What needs to be done — Go through the records and filter out every line lacking the word "Protein"; copy the lines that remain.

Rendered page images:

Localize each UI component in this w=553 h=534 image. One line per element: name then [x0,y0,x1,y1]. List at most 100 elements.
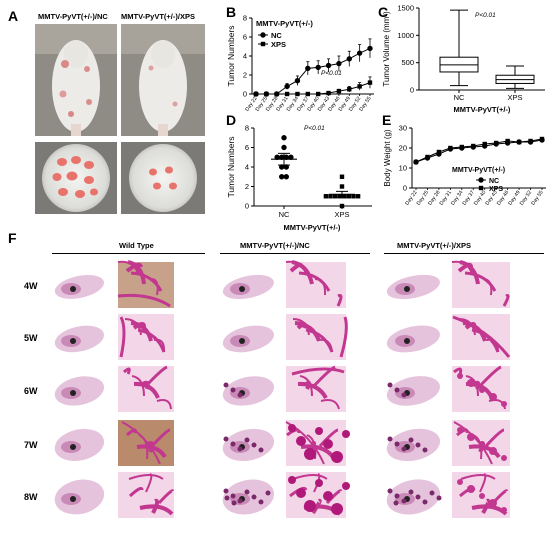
whole-mount-image [118,472,174,518]
panel-label-a: A [8,8,18,24]
whole-mount-image [286,366,346,412]
data-point-xps [425,155,429,159]
x-tick-label: XPS [507,93,522,102]
y-axis-label: Tumor Numbers [226,136,236,197]
tumor-focus [231,388,236,393]
data-point-xps [275,92,279,96]
panel-label-f: F [8,230,17,246]
legend-marker [479,178,484,183]
whole-mount-image [382,262,444,308]
data-point-xps [326,91,330,95]
lesion [331,503,343,515]
data-point-xps [295,92,299,96]
data-point-nc [337,61,342,66]
y-axis-label: Body Weight (g) [383,129,392,187]
y-tick-label: 2 [245,182,249,191]
data-point-nc [316,65,321,70]
chart-title: MMTV-PyVT(+/-) [452,167,505,174]
annotation: P<0.01 [475,12,496,19]
row-label-8w: 8W [24,492,38,502]
whole-mount-image [452,472,510,518]
whole-mount-image [286,262,346,308]
x-axis-label: MMTV-PyVT(+/-) [454,105,511,114]
annotation: P<0.01 [304,125,325,132]
lymph-node [70,390,76,396]
tumor-focus [259,500,264,505]
panel-a-left-title: MMTV-PyVT(+/-)/NC [38,12,108,21]
y-tick-label: 20 [399,144,407,153]
tumor-focus [394,501,399,506]
tumor-focus [266,491,271,496]
whole-mount-image [50,420,108,466]
panel-f-header-wild-type: Wild Type [119,241,154,250]
lesion [296,488,306,498]
lymph-node [70,496,76,502]
series-line-nc [256,48,370,94]
data-point-nc [279,174,284,179]
data-point-nc [295,78,300,83]
data-point-xps [356,194,360,198]
data-point-xps [471,144,475,148]
lymph-node [70,286,76,292]
annotation: P<0.01 [321,70,342,77]
lesion [501,507,507,513]
data-point-nc [368,46,373,51]
lesion [479,387,485,393]
lymph-node [70,338,76,344]
data-point-xps [528,139,532,143]
lesion [323,439,333,449]
y-tick-label: 10 [399,164,407,173]
legend-marker [261,42,265,46]
lesion [489,447,497,455]
x-tick-label: NC [454,93,465,102]
y-axis-label: Tumor Volume (mm³) [382,11,391,87]
whole-mount-image [452,420,510,466]
tumor-focus [395,442,400,447]
legend-label: NC [489,178,499,185]
data-point-xps [414,160,418,164]
whole-mount-image [452,262,510,308]
legend-marker [261,33,266,38]
tumor-focus [231,494,236,499]
whole-mount-image [452,314,510,360]
legend-label: XPS [271,40,286,49]
lesion [467,485,475,493]
data-point-xps [324,194,328,198]
lesion [479,441,485,447]
lesion [501,455,507,461]
y-tick-label: 1000 [397,31,414,40]
x-tick-label: XPS [334,210,349,219]
tumor-focus [416,443,421,448]
y-tick-label: 8 [243,14,247,23]
row-label-5w: 5W [24,333,38,343]
data-point-xps [494,141,498,145]
whole-mount-image [50,314,108,360]
tumor-focus [402,393,407,398]
panel-a-mouse-photos [35,24,221,216]
tumor-focus [395,388,400,393]
lesion [304,448,316,460]
lesion [457,479,463,485]
panel-f-header-nc: MMTV-PyVT(+/-)/NC [240,241,310,250]
tumor-focus [402,447,407,452]
chart-d: 0 2 4 6 8 NC XPS MMTV-PyVT(+/-) Tumor Numbers P<0… [222,118,382,238]
tumor-focus [416,495,421,500]
whole-mount-image [286,420,350,466]
row-label-7w: 7W [24,440,38,450]
lymph-node [404,338,410,344]
lesion [315,479,323,487]
whole-mount-image [286,314,346,360]
whole-mount-image [218,472,278,519]
data-point-xps [285,92,289,96]
whole-mount-image [50,366,108,412]
tumor-focus [409,438,414,443]
tumor-focus [245,438,250,443]
lesion [323,491,333,501]
whole-mount-image [118,314,174,360]
legend-label: NC [271,31,282,40]
x-tick-label: Day 55 [530,190,544,207]
whole-mount-image [218,366,278,412]
lymph-node [239,338,245,344]
y-tick-label: 500 [401,58,414,67]
tumor-focus [238,393,243,398]
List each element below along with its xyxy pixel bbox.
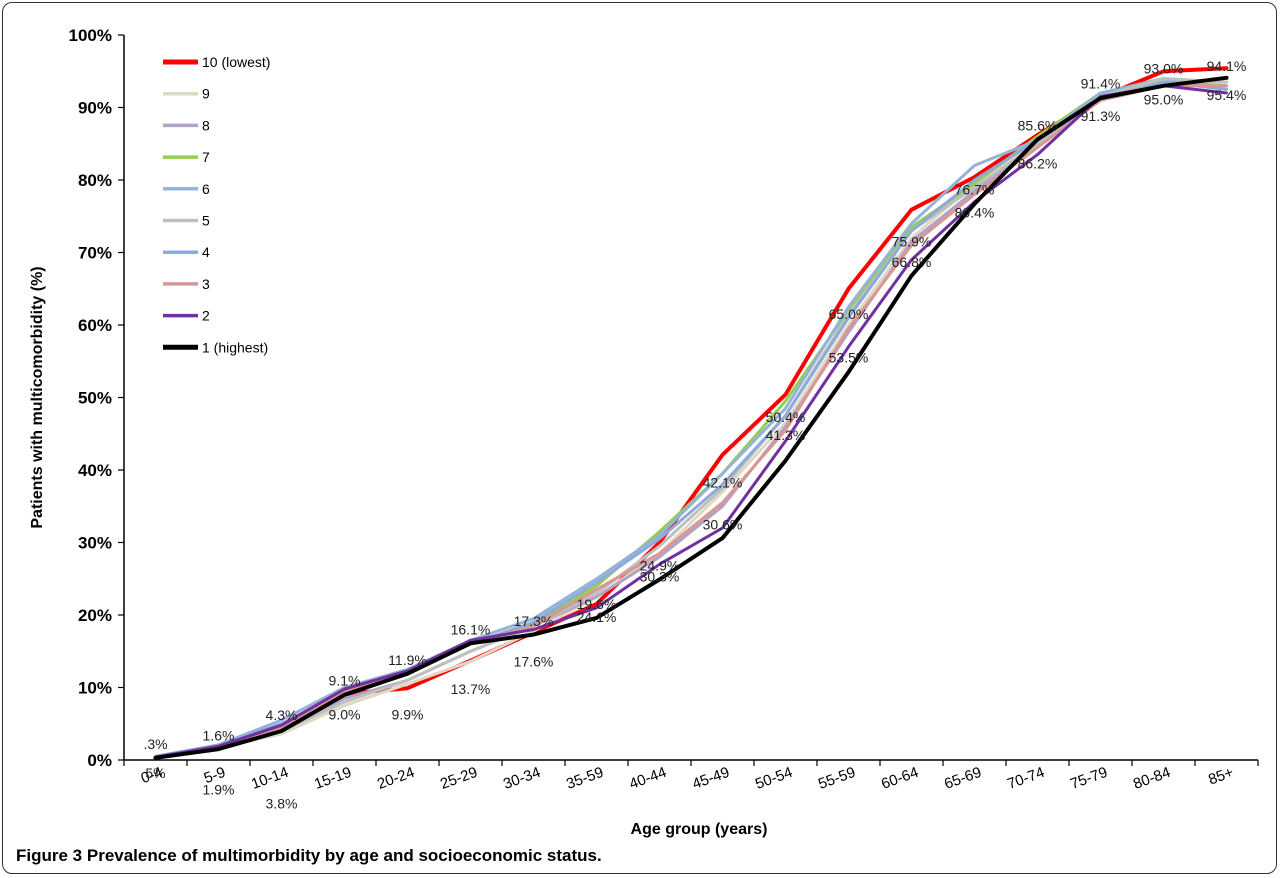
series-line — [154, 84, 1228, 759]
x-tick-label: 80-84 — [1131, 764, 1173, 793]
data-label: 50.4% — [766, 409, 806, 425]
y-tick-label: 70% — [78, 244, 112, 263]
data-label: 91.4% — [1081, 76, 1121, 92]
data-label: 19.6% — [577, 596, 617, 612]
series-line — [154, 80, 1228, 759]
y-tick-label: 100% — [69, 26, 112, 45]
series-line — [154, 80, 1228, 759]
data-label: 53.5% — [829, 350, 869, 366]
data-label: 4.3% — [266, 707, 298, 723]
x-tick-label: 15-19 — [312, 764, 354, 793]
data-label: 5% — [145, 765, 165, 781]
data-label: 30.6% — [703, 516, 743, 532]
data-label: 17.6% — [514, 653, 554, 669]
data-label: 42.1% — [703, 474, 743, 490]
data-label: 76.7% — [955, 181, 995, 197]
x-tick-label: 35-59 — [564, 764, 606, 793]
series-line — [153, 66, 1229, 760]
legend-label: 4 — [202, 244, 210, 260]
x-tick-label: 10-14 — [249, 764, 291, 793]
y-tick-label: 10% — [78, 679, 112, 698]
data-label: 3.8% — [266, 796, 298, 812]
figure-caption-text: Prevalence of multimorbidity by age and … — [86, 846, 602, 865]
x-tick-label: 40-44 — [627, 764, 669, 793]
y-tick-label: 50% — [78, 389, 112, 408]
y-tick-label: 30% — [78, 534, 112, 553]
data-label: 75.9% — [892, 234, 932, 250]
y-tick-label: 20% — [78, 606, 112, 625]
legend-label: 7 — [202, 149, 210, 165]
legend-label: 8 — [202, 117, 210, 133]
data-label: 93.0% — [1144, 60, 1184, 76]
data-label: 9.9% — [392, 706, 424, 722]
series-line — [154, 80, 1228, 758]
y-tick-label: 90% — [78, 99, 112, 118]
x-tick-label: 70-74 — [1005, 764, 1047, 793]
chart-legend: 10 (lowest) 9 8 7 6 5 4 3 2 1 (highest) — [163, 54, 270, 355]
data-label: 9.0% — [329, 706, 361, 722]
x-tick-label: 60-64 — [879, 764, 921, 793]
x-tick-label: 30-34 — [501, 764, 543, 793]
legend-label: 10 (lowest) — [202, 54, 270, 70]
legend-label: 9 — [202, 86, 210, 102]
y-axis-title: Patients with multicomorbidity (%) — [29, 266, 46, 528]
data-label: 91.3% — [1081, 108, 1121, 124]
legend-label: 5 — [202, 213, 210, 229]
data-label: 13.7% — [451, 681, 491, 697]
x-tick-label: 5-9 — [202, 764, 228, 787]
data-label: 11.9% — [388, 652, 427, 668]
data-label: 95.4% — [1207, 87, 1247, 103]
x-tick-label: 55-59 — [816, 764, 858, 793]
data-label: 30.3% — [640, 569, 680, 585]
series-line — [154, 77, 1228, 758]
y-tick-label: 0% — [87, 751, 112, 770]
x-tick-label: 20-24 — [375, 764, 417, 793]
data-label: 80.4% — [955, 205, 995, 221]
series-line — [153, 75, 1229, 760]
data-label: 24.9% — [640, 558, 680, 574]
data-label: 24.1% — [577, 609, 617, 625]
data-label: 41.3% — [766, 427, 806, 443]
data-label: 9.1% — [329, 672, 361, 688]
legend-label: 1 (highest) — [202, 339, 268, 355]
x-tick-label: 50-54 — [753, 764, 795, 793]
x-tick-label: 25-29 — [438, 764, 480, 793]
data-label: 85.6% — [1018, 118, 1058, 134]
data-label: 16.1% — [451, 622, 491, 638]
chart-axes: 0% 10% 20% 30% 40% 50% 60% 70% 80% 90% 100% 0-4 5-9 1… — [69, 26, 1259, 793]
figure-caption: Figure 3 Prevalence of multimorbidity by… — [16, 846, 602, 866]
series-line — [154, 84, 1228, 759]
data-label: .3% — [143, 736, 167, 752]
y-tick-label: 40% — [78, 461, 112, 480]
legend-label: 6 — [202, 181, 210, 197]
legend-label: 2 — [202, 308, 210, 324]
data-label: 94.1% — [1207, 58, 1247, 74]
x-tick-label: 75-79 — [1068, 764, 1110, 793]
legend-label: 3 — [202, 276, 210, 292]
data-label: 66.8% — [892, 254, 932, 270]
data-label: 17.3% — [514, 613, 554, 629]
data-label: 1.6% — [203, 727, 235, 743]
y-tick-label: 80% — [78, 171, 112, 190]
x-tick-label: 45-49 — [690, 764, 732, 793]
data-labels: .3% 5% 1.6% 1.9% 4.3% 3.8% 9.1% 9.0% 11.9% 9.9% 16… — [143, 58, 1246, 811]
y-tick-label: 60% — [78, 316, 112, 335]
x-axis-title: Age group (years) — [631, 821, 768, 838]
series-lines — [153, 66, 1229, 760]
x-tick-label: 85+ — [1206, 764, 1236, 789]
figure-label: Figure 3 — [16, 846, 83, 865]
x-tick-label: 0-4 — [139, 764, 165, 787]
data-label: 65.0% — [829, 306, 869, 322]
data-label: 86.2% — [1018, 155, 1058, 171]
x-tick-label: 65-69 — [942, 764, 984, 793]
data-label: 95.0% — [1144, 92, 1184, 108]
data-label: 1.9% — [203, 782, 235, 798]
series-line — [154, 80, 1228, 759]
series-line — [154, 77, 1228, 759]
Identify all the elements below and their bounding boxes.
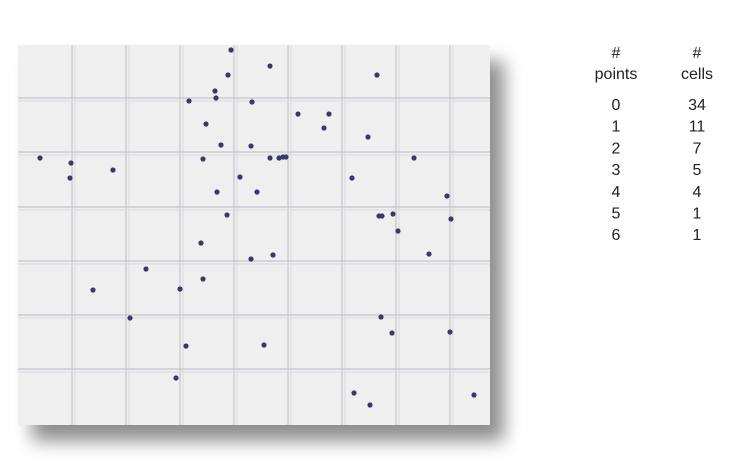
point bbox=[276, 155, 282, 161]
point bbox=[254, 189, 260, 195]
point bbox=[224, 212, 230, 218]
point bbox=[67, 175, 73, 181]
point bbox=[200, 156, 206, 162]
point-pattern bbox=[37, 47, 477, 408]
table-cell: 4 bbox=[693, 184, 702, 201]
column-header: # bbox=[612, 45, 621, 62]
point bbox=[213, 95, 219, 101]
table-cell: 1 bbox=[693, 227, 702, 244]
table-cell: 5 bbox=[612, 206, 621, 223]
point bbox=[351, 390, 357, 396]
point bbox=[365, 134, 371, 140]
point bbox=[173, 375, 179, 381]
point bbox=[218, 142, 224, 148]
point bbox=[183, 343, 189, 349]
table-cell: 5 bbox=[693, 162, 702, 179]
grid-panel bbox=[18, 45, 490, 425]
table-cell: 7 bbox=[693, 140, 702, 157]
point bbox=[37, 155, 43, 161]
point bbox=[249, 99, 255, 105]
table-cell: 11 bbox=[689, 119, 706, 136]
point bbox=[395, 228, 401, 234]
column-header: points bbox=[595, 66, 638, 83]
table-cell: 4 bbox=[612, 184, 621, 201]
point bbox=[143, 266, 149, 272]
point bbox=[283, 154, 289, 160]
column-header: cells bbox=[681, 66, 713, 83]
point bbox=[267, 63, 273, 69]
point bbox=[267, 155, 273, 161]
point bbox=[444, 193, 450, 199]
point bbox=[212, 88, 218, 94]
point bbox=[374, 72, 380, 78]
point bbox=[237, 174, 243, 180]
table-cell: 3 bbox=[612, 162, 621, 179]
point bbox=[203, 121, 209, 127]
point bbox=[90, 287, 96, 293]
point bbox=[471, 392, 477, 398]
point bbox=[248, 143, 254, 149]
point bbox=[390, 211, 396, 217]
point bbox=[270, 252, 276, 258]
point bbox=[389, 330, 395, 336]
table-cell: 0 bbox=[612, 97, 621, 114]
point bbox=[198, 240, 204, 246]
table-cell: 1 bbox=[612, 119, 621, 136]
point bbox=[426, 251, 432, 257]
point bbox=[200, 276, 206, 282]
point bbox=[110, 167, 116, 173]
point bbox=[367, 402, 373, 408]
point bbox=[248, 256, 254, 262]
table-cell: 34 bbox=[688, 97, 706, 114]
point bbox=[321, 125, 327, 131]
point bbox=[214, 189, 220, 195]
table-cell: 1 bbox=[693, 206, 702, 223]
point bbox=[225, 72, 231, 78]
point bbox=[127, 315, 133, 321]
table-cell: 6 bbox=[612, 227, 621, 244]
point bbox=[228, 47, 234, 53]
point bbox=[68, 160, 74, 166]
point bbox=[261, 342, 267, 348]
quadrat-grid bbox=[18, 45, 490, 425]
point bbox=[447, 329, 453, 335]
point bbox=[186, 98, 192, 104]
point bbox=[448, 216, 454, 222]
point bbox=[378, 314, 384, 320]
table-cell: 2 bbox=[612, 140, 621, 157]
point bbox=[379, 213, 385, 219]
point bbox=[177, 286, 183, 292]
point bbox=[411, 155, 417, 161]
point bbox=[326, 111, 332, 117]
point bbox=[295, 111, 301, 117]
point bbox=[349, 175, 355, 181]
column-header: # bbox=[693, 45, 702, 62]
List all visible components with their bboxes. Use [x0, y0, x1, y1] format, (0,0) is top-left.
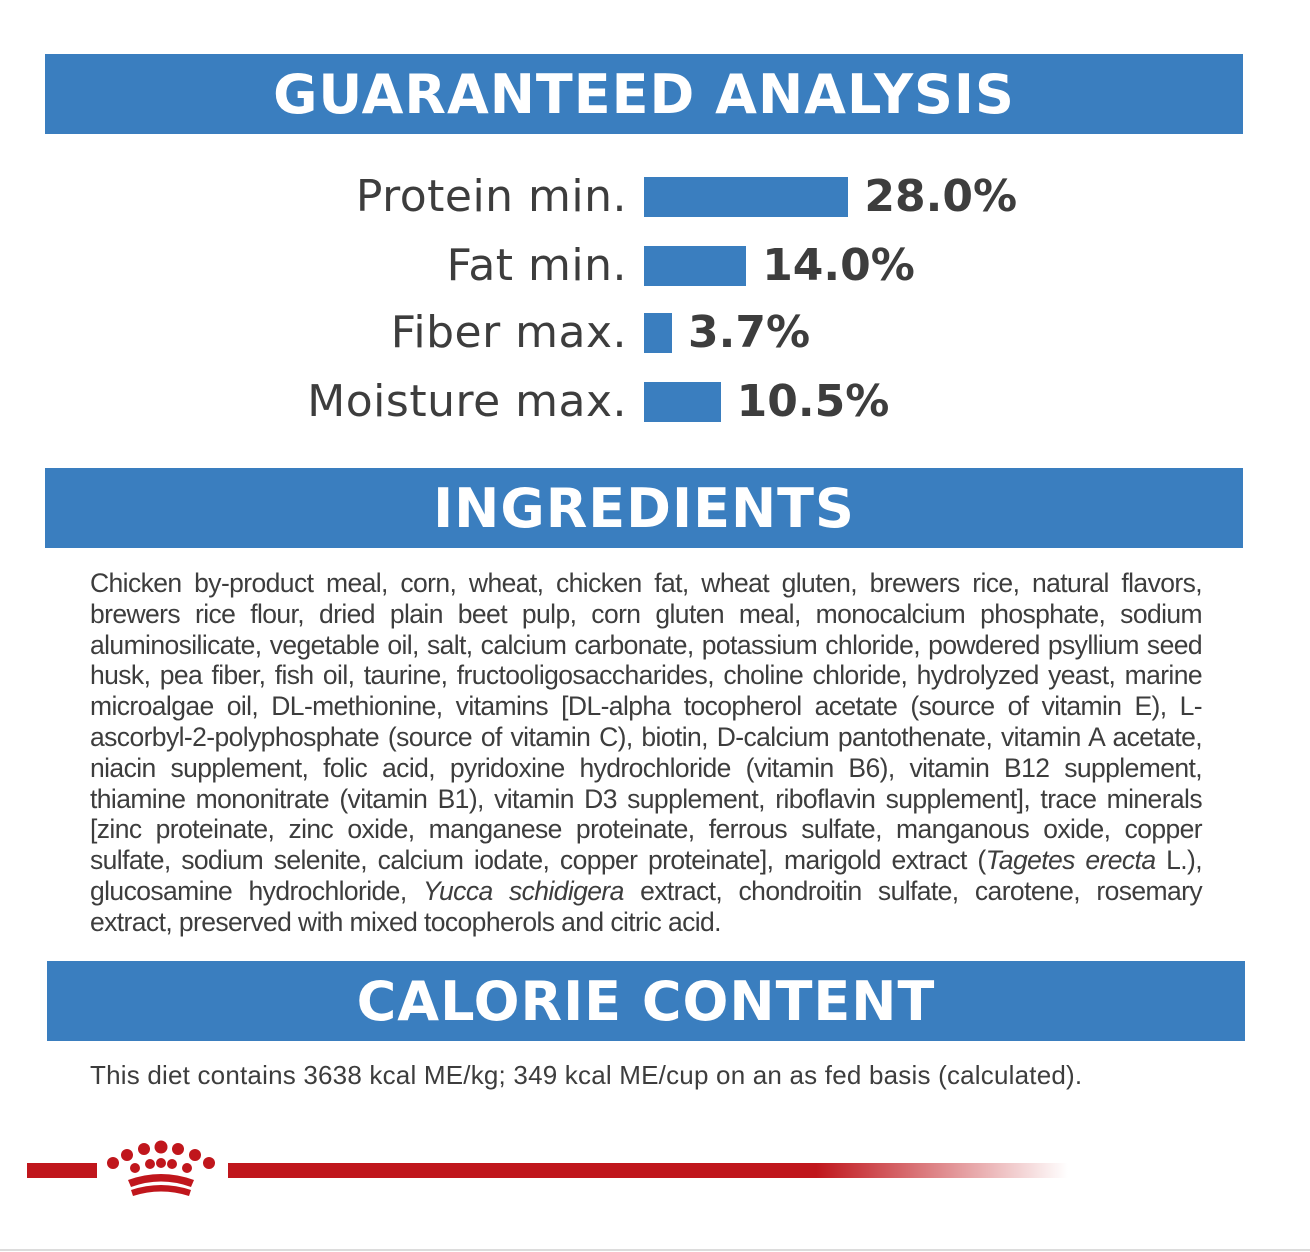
ingredients-italic-name: Tagetes erecta [985, 845, 1156, 876]
analysis-value: 14.0% [762, 240, 915, 291]
analysis-value: 3.7% [688, 307, 811, 358]
analysis-label: Fiber max. [390, 307, 627, 358]
guaranteed-analysis-title: GUARANTEED ANALYSIS [273, 62, 1015, 126]
analysis-row-fat: Fat min. 14.0% [0, 241, 1310, 291]
analysis-label: Moisture max. [307, 376, 627, 427]
calorie-content-header: CALORIE CONTENT [47, 961, 1245, 1041]
bottom-divider [0, 1249, 1310, 1251]
brand-line-right [228, 1163, 1068, 1178]
guaranteed-analysis-header: GUARANTEED ANALYSIS [45, 54, 1243, 134]
analysis-bar [644, 313, 672, 353]
analysis-bar [644, 382, 721, 422]
analysis-row-protein: Protein min. 28.0% [0, 172, 1310, 222]
crown-icon [107, 1140, 215, 1196]
ingredients-text-part: L.), glucosamine hydrochloride, [90, 845, 1203, 906]
analysis-label: Fat min. [446, 240, 627, 291]
ingredients-list: Chicken by-product meal, corn, wheat, ch… [90, 568, 1203, 938]
ingredients-title: INGREDIENTS [433, 476, 855, 540]
calorie-content-title: CALORIE CONTENT [356, 969, 936, 1033]
calorie-content-text: This diet contains 3638 kcal ME/kg; 349 … [90, 1060, 1083, 1090]
analysis-row-moisture: Moisture max. 10.5% [0, 377, 1310, 427]
ingredients-text-part: extract, chondroitin sulfate, carotene, … [90, 875, 1203, 937]
analysis-bar [644, 246, 747, 286]
ingredients-italic-name: Yucca schidigera [422, 875, 624, 906]
analysis-bar [644, 177, 849, 217]
analysis-row-fiber: Fiber max. 3.7% [0, 308, 1310, 358]
analysis-label: Protein min. [355, 171, 627, 222]
ingredients-text-part: Chicken by-product meal, corn, wheat, ch… [90, 568, 1203, 876]
brand-line-left [27, 1163, 97, 1178]
analysis-value: 28.0% [864, 171, 1018, 222]
ingredients-header: INGREDIENTS [45, 468, 1243, 548]
analysis-value: 10.5% [736, 376, 890, 427]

Answer area —
analysis-row-protein: Protein min. 28.0% [0, 172, 1310, 222]
analysis-label: Protein min. [355, 171, 627, 222]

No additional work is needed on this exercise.